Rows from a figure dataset
· · · ·
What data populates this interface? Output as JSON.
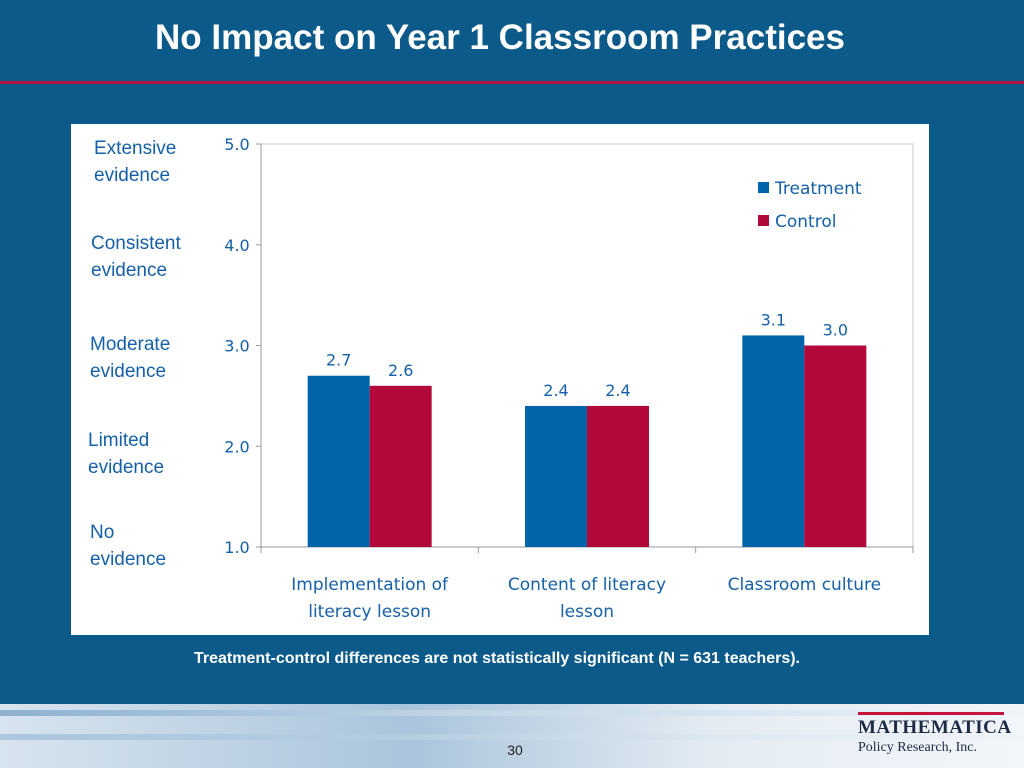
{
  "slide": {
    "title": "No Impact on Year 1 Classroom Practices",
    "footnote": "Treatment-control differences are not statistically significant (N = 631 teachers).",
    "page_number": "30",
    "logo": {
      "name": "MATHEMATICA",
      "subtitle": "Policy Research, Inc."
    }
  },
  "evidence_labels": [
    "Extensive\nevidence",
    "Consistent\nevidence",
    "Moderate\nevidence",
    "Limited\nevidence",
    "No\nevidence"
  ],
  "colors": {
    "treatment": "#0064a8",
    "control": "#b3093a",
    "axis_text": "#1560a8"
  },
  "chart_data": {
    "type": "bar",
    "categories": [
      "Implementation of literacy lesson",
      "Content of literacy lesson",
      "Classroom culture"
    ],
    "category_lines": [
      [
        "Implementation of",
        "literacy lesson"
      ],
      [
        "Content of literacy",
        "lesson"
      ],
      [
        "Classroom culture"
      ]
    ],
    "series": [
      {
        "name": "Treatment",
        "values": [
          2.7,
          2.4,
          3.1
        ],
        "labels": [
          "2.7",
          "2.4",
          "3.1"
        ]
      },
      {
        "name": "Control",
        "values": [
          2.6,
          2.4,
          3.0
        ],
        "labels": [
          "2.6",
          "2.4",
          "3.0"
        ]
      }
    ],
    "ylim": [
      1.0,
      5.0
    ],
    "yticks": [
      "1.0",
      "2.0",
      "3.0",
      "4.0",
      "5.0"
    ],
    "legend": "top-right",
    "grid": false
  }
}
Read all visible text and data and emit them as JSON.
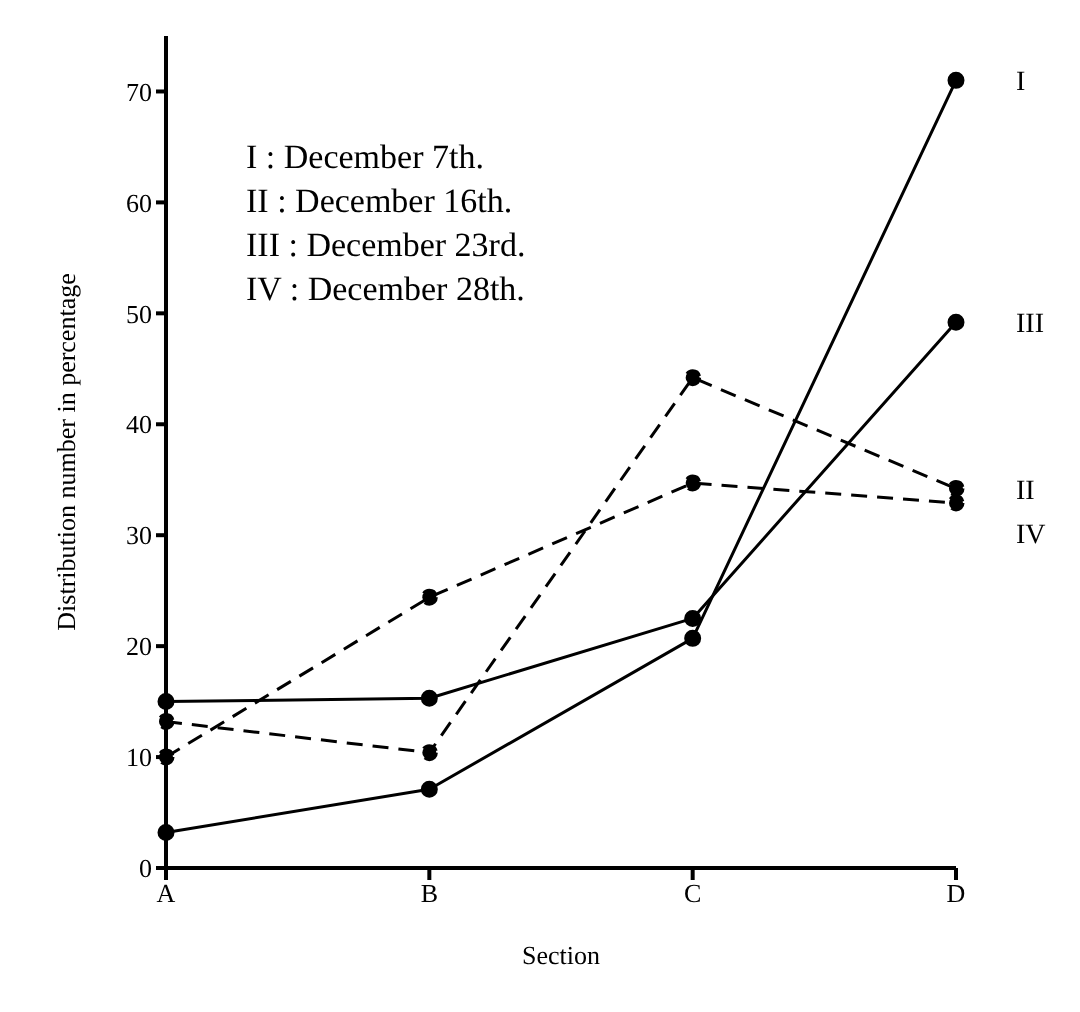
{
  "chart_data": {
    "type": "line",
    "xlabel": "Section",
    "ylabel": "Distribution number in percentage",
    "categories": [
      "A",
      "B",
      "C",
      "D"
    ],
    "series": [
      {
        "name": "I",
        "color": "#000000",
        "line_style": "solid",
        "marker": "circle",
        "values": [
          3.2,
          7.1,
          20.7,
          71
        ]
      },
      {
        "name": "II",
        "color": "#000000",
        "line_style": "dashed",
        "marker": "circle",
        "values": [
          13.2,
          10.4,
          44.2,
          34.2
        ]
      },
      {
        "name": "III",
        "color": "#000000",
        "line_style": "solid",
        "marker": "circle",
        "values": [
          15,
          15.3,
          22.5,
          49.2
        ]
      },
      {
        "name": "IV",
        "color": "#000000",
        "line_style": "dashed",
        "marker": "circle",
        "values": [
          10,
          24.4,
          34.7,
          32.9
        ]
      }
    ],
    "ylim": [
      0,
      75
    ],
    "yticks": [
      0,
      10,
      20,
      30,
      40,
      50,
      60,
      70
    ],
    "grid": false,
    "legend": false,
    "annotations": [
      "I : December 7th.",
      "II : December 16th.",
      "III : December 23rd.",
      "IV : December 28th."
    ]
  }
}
· · · ·
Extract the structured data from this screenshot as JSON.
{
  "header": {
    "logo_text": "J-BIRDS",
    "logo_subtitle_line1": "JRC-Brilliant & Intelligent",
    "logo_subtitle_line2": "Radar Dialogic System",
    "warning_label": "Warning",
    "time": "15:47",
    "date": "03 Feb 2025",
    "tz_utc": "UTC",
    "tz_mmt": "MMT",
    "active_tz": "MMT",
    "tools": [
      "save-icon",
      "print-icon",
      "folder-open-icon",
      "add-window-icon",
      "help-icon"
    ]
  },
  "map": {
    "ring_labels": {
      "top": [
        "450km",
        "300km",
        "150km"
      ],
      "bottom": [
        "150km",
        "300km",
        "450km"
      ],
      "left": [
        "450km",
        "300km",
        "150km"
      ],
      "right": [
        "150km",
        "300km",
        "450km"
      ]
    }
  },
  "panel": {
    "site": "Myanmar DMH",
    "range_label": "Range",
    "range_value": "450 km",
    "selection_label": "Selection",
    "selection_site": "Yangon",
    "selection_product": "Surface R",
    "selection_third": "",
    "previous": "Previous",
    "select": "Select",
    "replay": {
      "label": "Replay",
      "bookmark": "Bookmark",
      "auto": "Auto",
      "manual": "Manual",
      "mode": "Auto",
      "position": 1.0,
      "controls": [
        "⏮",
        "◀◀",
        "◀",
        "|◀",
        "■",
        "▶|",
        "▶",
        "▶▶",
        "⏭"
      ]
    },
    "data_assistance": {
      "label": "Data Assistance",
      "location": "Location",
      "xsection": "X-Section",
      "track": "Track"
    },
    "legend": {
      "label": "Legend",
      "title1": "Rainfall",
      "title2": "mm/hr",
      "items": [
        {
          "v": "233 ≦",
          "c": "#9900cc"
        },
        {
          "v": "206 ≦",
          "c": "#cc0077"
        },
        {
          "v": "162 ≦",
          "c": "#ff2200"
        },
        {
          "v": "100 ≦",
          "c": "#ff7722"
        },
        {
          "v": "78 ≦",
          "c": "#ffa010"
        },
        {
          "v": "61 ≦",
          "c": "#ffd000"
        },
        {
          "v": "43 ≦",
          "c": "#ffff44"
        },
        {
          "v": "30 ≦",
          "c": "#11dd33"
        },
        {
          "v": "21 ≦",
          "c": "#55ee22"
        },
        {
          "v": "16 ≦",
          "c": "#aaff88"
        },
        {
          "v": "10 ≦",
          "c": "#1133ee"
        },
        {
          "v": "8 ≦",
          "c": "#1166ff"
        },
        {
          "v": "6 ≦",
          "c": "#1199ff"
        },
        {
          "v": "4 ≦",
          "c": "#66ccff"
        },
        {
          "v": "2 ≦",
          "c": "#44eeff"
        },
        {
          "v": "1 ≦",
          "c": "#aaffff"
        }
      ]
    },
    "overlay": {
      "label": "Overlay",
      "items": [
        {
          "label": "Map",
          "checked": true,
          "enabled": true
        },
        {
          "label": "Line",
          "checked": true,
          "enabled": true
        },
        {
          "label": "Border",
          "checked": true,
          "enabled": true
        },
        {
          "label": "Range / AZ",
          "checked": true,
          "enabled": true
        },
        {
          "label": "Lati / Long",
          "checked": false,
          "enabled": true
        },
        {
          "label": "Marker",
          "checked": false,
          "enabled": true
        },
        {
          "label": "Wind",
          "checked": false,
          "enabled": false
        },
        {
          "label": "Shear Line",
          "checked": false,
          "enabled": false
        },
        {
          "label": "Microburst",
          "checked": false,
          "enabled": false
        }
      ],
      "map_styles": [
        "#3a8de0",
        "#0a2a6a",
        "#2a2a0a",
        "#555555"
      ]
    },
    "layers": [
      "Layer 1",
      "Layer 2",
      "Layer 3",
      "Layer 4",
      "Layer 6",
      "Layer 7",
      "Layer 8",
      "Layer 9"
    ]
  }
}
· · · ·
REQUEST:
Among the entries above, how many lines include the word "icon"? Reply with the number only.

SOLVED PROBLEM:
5